Render the material again word for word, skipping the pictures in it.

Rows from a dataset:
--- Begin ---

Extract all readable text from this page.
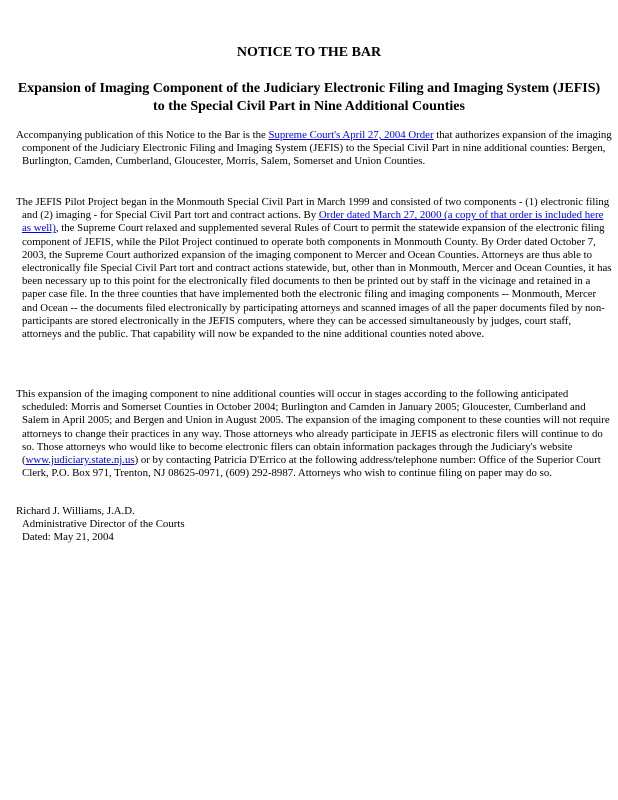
NOTICE TO THE BAR
Expansion of Imaging Component of the Judiciary Electronic Filing and Imaging System (JEFIS) to the Special Civil Part in Nine Additional Counties

Accompanying publication of this Notice to the Bar is the Supreme Court's April 27, 2004 Order that authorizes expansion of the imaging component of the Judiciary Electronic Filing and Imaging System (JEFIS) to the Special Civil Part in nine additional counties: Bergen, Burlington, Camden, Cumberland, Gloucester, Morris, Salem, Somerset and Union Counties.

The JEFIS Pilot Project began in the Monmouth Special Civil Part in March 1999 and consisted of two components - (1) electronic filing and (2) imaging - for Special Civil Part tort and contract actions. By Order dated March 27, 2000 (a copy of that order is included here as well), the Supreme Court relaxed and supplemented several Rules of Court to permit the statewide expansion of the electronic filing component of JEFIS, while the Pilot Project continued to operate both components in Monmouth County. By Order dated October 7, 2003, the Supreme Court authorized expansion of the imaging component to Mercer and Ocean Counties. Attorneys are thus able to electronically file Special Civil Part tort and contract actions statewide, but, other than in Monmouth, Mercer and Ocean Counties, it has been necessary up to this point for the electronically filed documents to then be printed out by staff in the vicinage and retained in a paper case file. In the three counties that have implemented both the electronic filing and imaging components -- Monmouth, Mercer and Ocean -- the documents filed electronically by participating attorneys and scanned images of all the paper documents filed by non-participants are stored electronically in the JEFIS computers, where they can be accessed simultaneously by judges, court staff, attorneys and the public. That capability will now be expanded to the nine additional counties noted above.

This expansion of the imaging component to nine additional counties will occur in stages according to the following anticipated scheduled: Morris and Somerset Counties in October 2004; Burlington and Camden in January 2005; Gloucester, Cumberland and Salem in April 2005; and Bergen and Union in August 2005. The expansion of the imaging component to these counties will not require attorneys to change their practices in any way. Those attorneys who already participate in JEFIS as electronic filers will continue to do so. Those attorneys who would like to become electronic filers can obtain information packages through the Judiciary's website (www.judiciary.state.nj.us) or by contacting Patricia D'Errico at the following address/telephone number: Office of the Superior Court Clerk, P.O. Box 971, Trenton, NJ 08625-0971, (609) 292-8987. Attorneys who wish to continue filing on paper may do so.

Richard J. Williams, J.A.D.
Administrative Director of the Courts
Dated: May 21, 2004
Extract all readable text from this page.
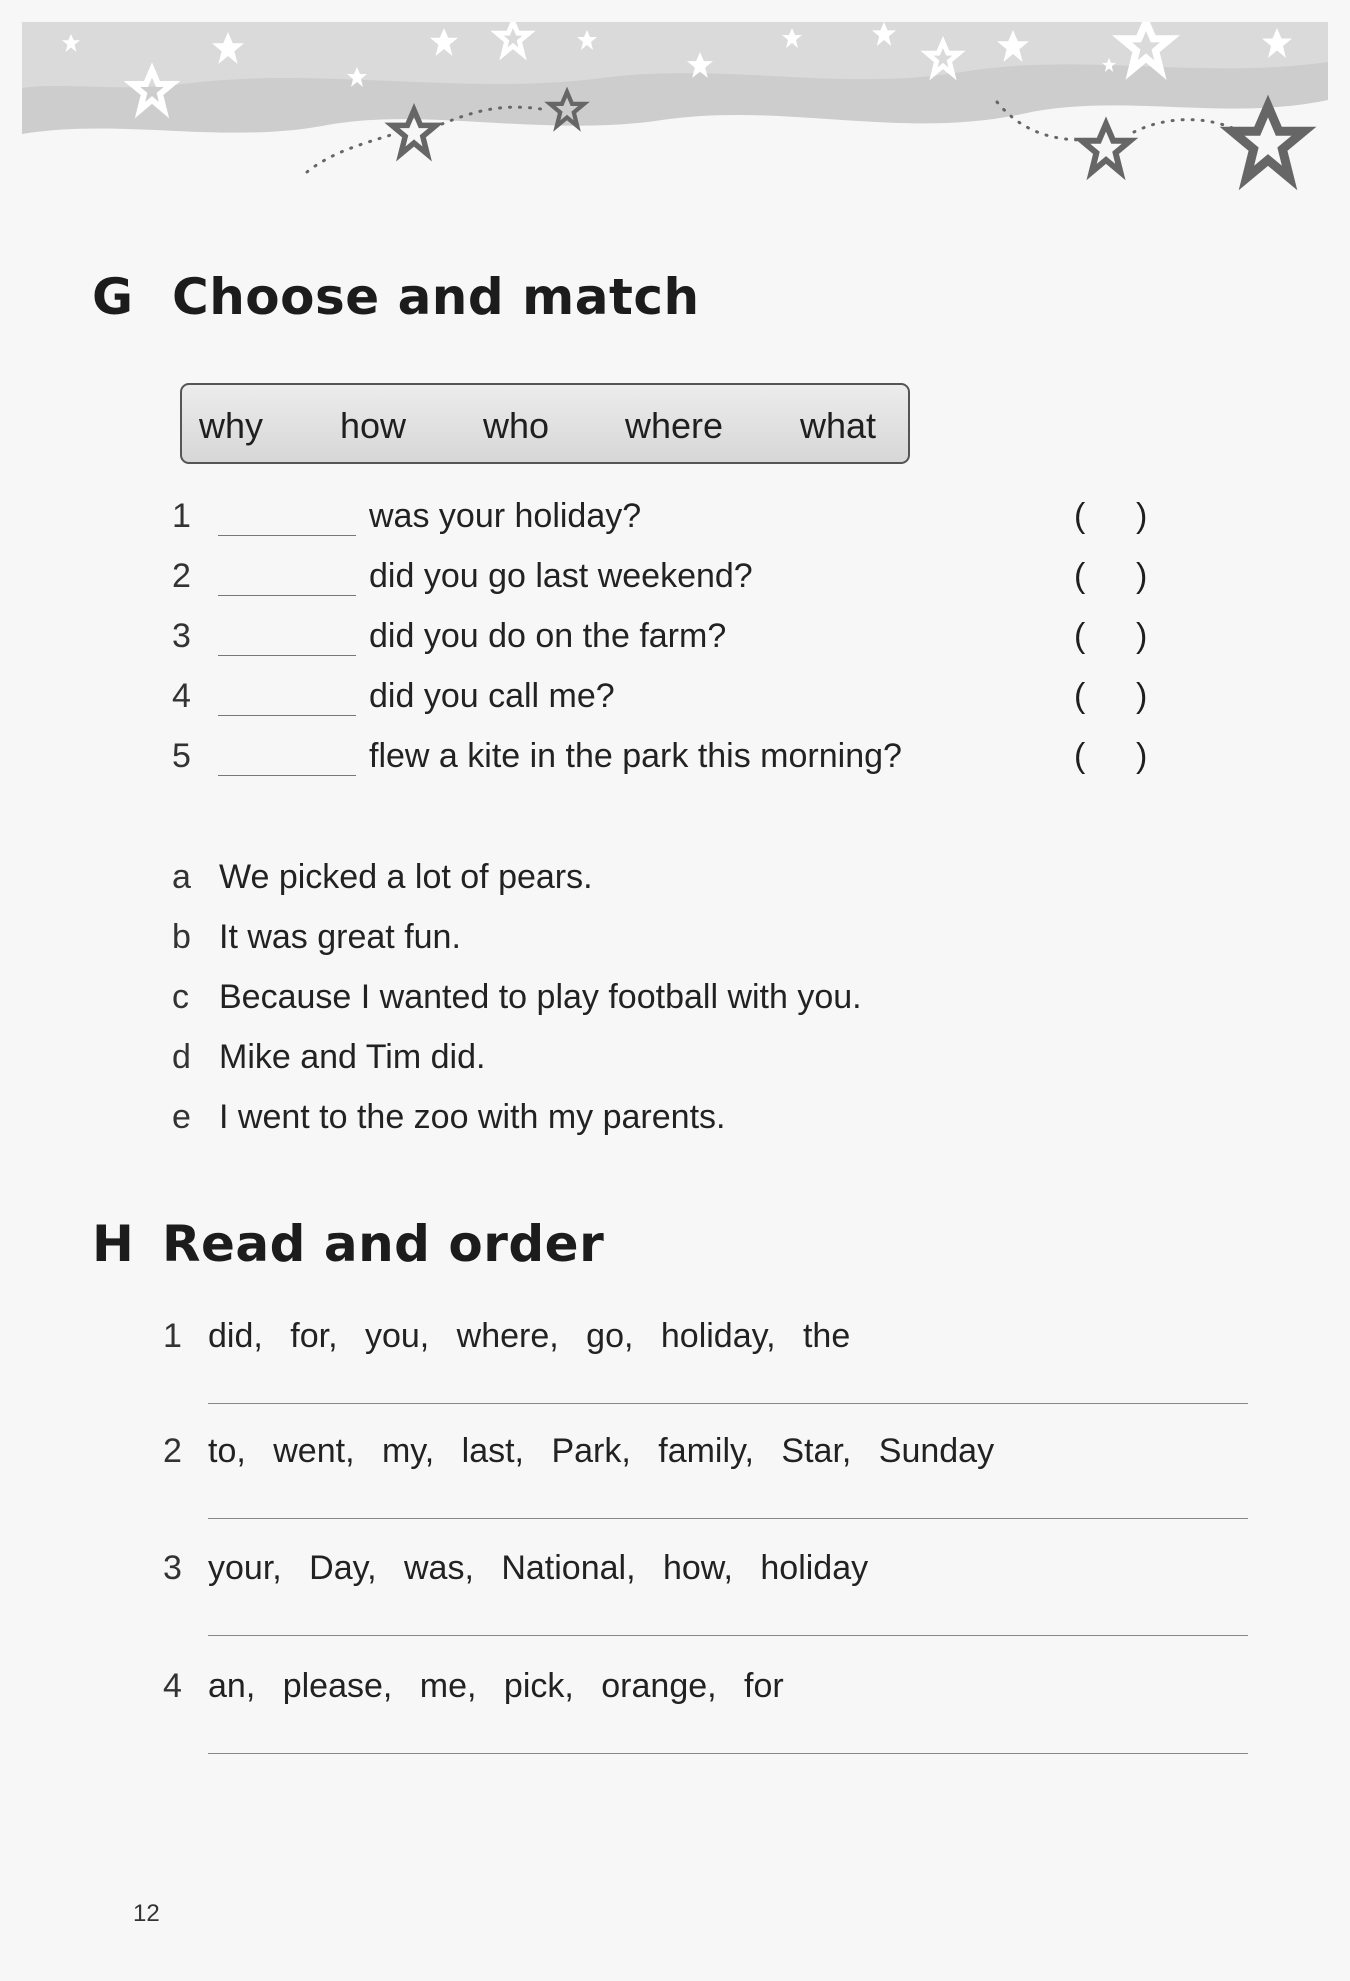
G Choose and match
why how who where what
1	was your holiday?	( )
2	did you go last weekend?	( )
3	did you do on the farm?	( )
4	did you call me?	( )
5	flew a kite in the park this morning?	( )
a We picked a lot of pears.
b It was great fun.
c Because I wanted to play football with you.
d Mike and Tim did.
e I went to the zoo with my parents.
H Read and order
1 did, for, you, where, go, holiday, the
2 to, went, my, last, Park, family, Star, Sunday
3 your, Day, was, National, how, holiday
4 an, please, me, pick, orange, for
12
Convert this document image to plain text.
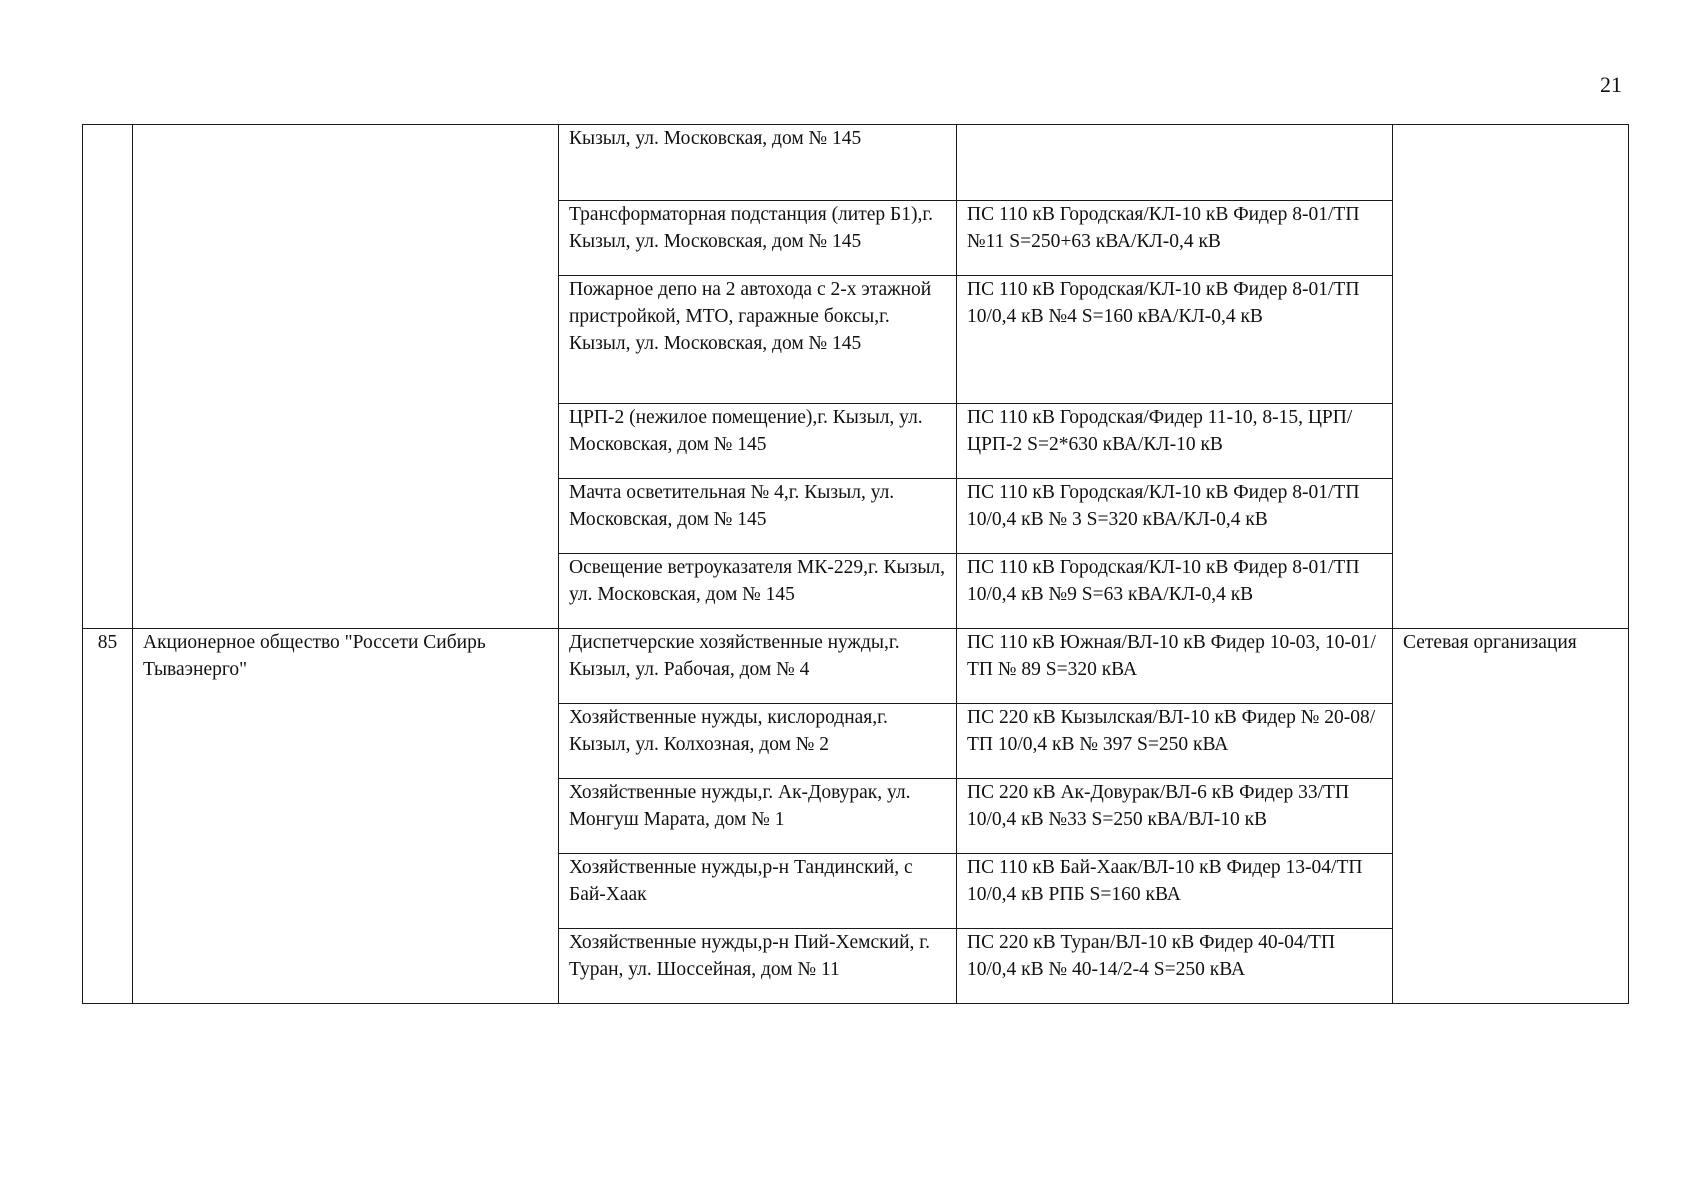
21
		Кызыл, ул. Московская, дом № 145		
		Трансформаторная подстанция (литер Б1),г. Кызыл, ул. Московская, дом № 145	ПС 110 кВ Городская/КЛ-10 кВ Фидер 8-01/ТП №11 S=250+63 кВА/КЛ-0,4 кВ	
		Пожарное депо на 2 автохода с 2-х этажной пристройкой, МТО, гаражные боксы,г. Кызыл, ул. Московская, дом № 145	ПС 110 кВ Городская/КЛ-10 кВ Фидер 8-01/ТП 10/0,4 кВ №4 S=160 кВА/КЛ-0,4 кВ	
		ЦРП-2 (нежилое помещение),г. Кызыл, ул. Московская, дом № 145	ПС 110 кВ Городская/Фидер 11-10, 8-15, ЦРП/ЦРП-2 S=2*630 кВА/КЛ-10 кВ	
		Мачта осветительная № 4,г. Кызыл, ул. Московская, дом № 145	ПС 110 кВ Городская/КЛ-10 кВ Фидер 8-01/ТП 10/0,4 кВ № 3 S=320 кВА/КЛ-0,4 кВ	
		Освещение ветроуказателя МК-229,г. Кызыл, ул. Московская, дом № 145	ПС 110 кВ Городская/КЛ-10 кВ Фидер 8-01/ТП 10/0,4 кВ №9 S=63 кВА/КЛ-0,4 кВ	
85	Акционерное общество "Россети Сибирь Тываэнерго"	Диспетчерские хозяйственные нужды,г. Кызыл, ул. Рабочая, дом № 4	ПС 110 кВ Южная/ВЛ-10 кВ Фидер 10-03, 10-01/ТП № 89 S=320 кВА	Сетевая организация
		Хозяйственные нужды, кислородная,г. Кызыл, ул. Колхозная, дом № 2	ПС 220 кВ Кызылская/ВЛ-10 кВ Фидер № 20-08/ТП 10/0,4 кВ № 397 S=250 кВА	
		Хозяйственные нужды,г. Ак-Довурак, ул. Монгуш Марата, дом № 1	ПС 220 кВ Ак-Довурак/ВЛ-6 кВ Фидер 33/ТП 10/0,4 кВ №33 S=250 кВА/ВЛ-10 кВ	
		Хозяйственные нужды,р-н Тандинский, с Бай-Хаак	ПС 110 кВ Бай-Хаак/ВЛ-10 кВ Фидер 13-04/ТП 10/0,4 кВ РПБ S=160 кВА	
		Хозяйственные нужды,р-н Пий-Хемский, г. Туран, ул. Шоссейная, дом № 11	ПС 220 кВ Туран/ВЛ-10 кВ Фидер 40-04/ТП 10/0,4 кВ № 40-14/2-4 S=250 кВА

--- End ---

▶ Answer below
Extract all readable text from this page.
NOTICE TO THE BAR
Expansion of Imaging Component of the Judiciary Electronic Filing and Imaging System (JEFIS) to the Special Civil Part in Nine Additional Counties

Accompanying publication of this Notice to the Bar is the Supreme Court's April 27, 2004 Order that authorizes expansion of the imaging component of the Judiciary Electronic Filing and Imaging System (JEFIS) to the Special Civil Part in nine additional counties: Bergen, Burlington, Camden, Cumberland, Gloucester, Morris, Salem, Somerset and Union Counties.

The JEFIS Pilot Project began in the Monmouth Special Civil Part in March 1999 and consisted of two components - (1) electronic filing and (2) imaging - for Special Civil Part tort and contract actions. By Order dated March 27, 2000 (a copy of that order is included here as well), the Supreme Court relaxed and supplemented several Rules of Court to permit the statewide expansion of the electronic filing component of JEFIS, while the Pilot Project continued to operate both components in Monmouth County. By Order dated October 7, 2003, the Supreme Court authorized expansion of the imaging component to Mercer and Ocean Counties. Attorneys are thus able to electronically file Special Civil Part tort and contract actions statewide, but, other than in Monmouth, Mercer and Ocean Counties, it has been necessary up to this point for the electronically filed documents to then be printed out by staff in the vicinage and retained in a paper case file. In the three counties that have implemented both the electronic filing and imaging components -- Monmouth, Mercer and Ocean -- the documents filed electronically by participating attorneys and scanned images of all the paper documents filed by non-participants are stored electronically in the JEFIS computers, where they can be accessed simultaneously by judges, court staff, attorneys and the public. That capability will now be expanded to the nine additional counties noted above.

This expansion of the imaging component to nine additional counties will occur in stages according to the following anticipated scheduled: Morris and Somerset Counties in October 2004; Burlington and Camden in January 2005; Gloucester, Cumberland and Salem in April 2005; and Bergen and Union in August 2005. The expansion of the imaging component to these counties will not require attorneys to change their practices in any way. Those attorneys who already participate in JEFIS as electronic filers will continue to do so. Those attorneys who would like to become electronic filers can obtain information packages through the Judiciary's website (www.judiciary.state.nj.us) or by contacting Patricia D'Errico at the following address/telephone number: Office of the Superior Court Clerk, P.O. Box 971, Trenton, NJ 08625-0971, (609) 292-8987. Attorneys who wish to continue filing on paper may do so.

Richard J. Williams, J.A.D.
Administrative Director of the Courts
Dated: May 21, 2004
Extract all readable text from this page.
G Choose and match
why how who where what
1	was your holiday?	( )
2	did you go last weekend?	( )
3	did you do on the farm?	( )
4	did you call me?	( )
5	flew a kite in the park this morning?	( )
a We picked a lot of pears.
b It was great fun.
c Because I wanted to play football with you.
d Mike and Tim did.
e I went to the zoo with my parents.
H Read and order
1 did, for, you, where, go, holiday, the
2 to, went, my, last, Park, family, Star, Sunday
3 your, Day, was, National, how, holiday
4 an, please, me, pick, orange, for
12
Convert this document image to plain text.
21
		Кызыл, ул. Московская, дом № 145		
		Трансформаторная подстанция (литер Б1),г. Кызыл, ул. Московская, дом № 145	ПС 110 кВ Городская/КЛ-10 кВ Фидер 8-01/ТП №11 S=250+63 кВА/КЛ-0,4 кВ	
		Пожарное депо на 2 автохода с 2-х этажной пристройкой, МТО, гаражные боксы,г. Кызыл, ул. Московская, дом № 145	ПС 110 кВ Городская/КЛ-10 кВ Фидер 8-01/ТП 10/0,4 кВ №4 S=160 кВА/КЛ-0,4 кВ	
		ЦРП-2 (нежилое помещение),г. Кызыл, ул. Московская, дом № 145	ПС 110 кВ Городская/Фидер 11-10, 8-15, ЦРП/ЦРП-2 S=2*630 кВА/КЛ-10 кВ	
		Мачта осветительная № 4,г. Кызыл, ул. Московская, дом № 145	ПС 110 кВ Городская/КЛ-10 кВ Фидер 8-01/ТП 10/0,4 кВ № 3 S=320 кВА/КЛ-0,4 кВ	
		Освещение ветроуказателя МК-229,г. Кызыл, ул. Московская, дом № 145	ПС 110 кВ Городская/КЛ-10 кВ Фидер 8-01/ТП 10/0,4 кВ №9 S=63 кВА/КЛ-0,4 кВ	
85	Акционерное общество "Россети Сибирь Тываэнерго"	Диспетчерские хозяйственные нужды,г. Кызыл, ул. Рабочая, дом № 4	ПС 110 кВ Южная/ВЛ-10 кВ Фидер 10-03, 10-01/ТП № 89 S=320 кВА	Сетевая организация
		Хозяйственные нужды, кислородная,г. Кызыл, ул. Колхозная, дом № 2	ПС 220 кВ Кызылская/ВЛ-10 кВ Фидер № 20-08/ТП 10/0,4 кВ № 397 S=250 кВА	
		Хозяйственные нужды,г. Ак-Довурак, ул. Монгуш Марата, дом № 1	ПС 220 кВ Ак-Довурак/ВЛ-6 кВ Фидер 33/ТП 10/0,4 кВ №33 S=250 кВА/ВЛ-10 кВ	
		Хозяйственные нужды,р-н Тандинский, с Бай-Хаак	ПС 110 кВ Бай-Хаак/ВЛ-10 кВ Фидер 13-04/ТП 10/0,4 кВ РПБ S=160 кВА	
		Хозяйственные нужды,р-н Пий-Хемский, г. Туран, ул. Шоссейная, дом № 11	ПС 220 кВ Туран/ВЛ-10 кВ Фидер 40-04/ТП 10/0,4 кВ № 40-14/2-4 S=250 кВА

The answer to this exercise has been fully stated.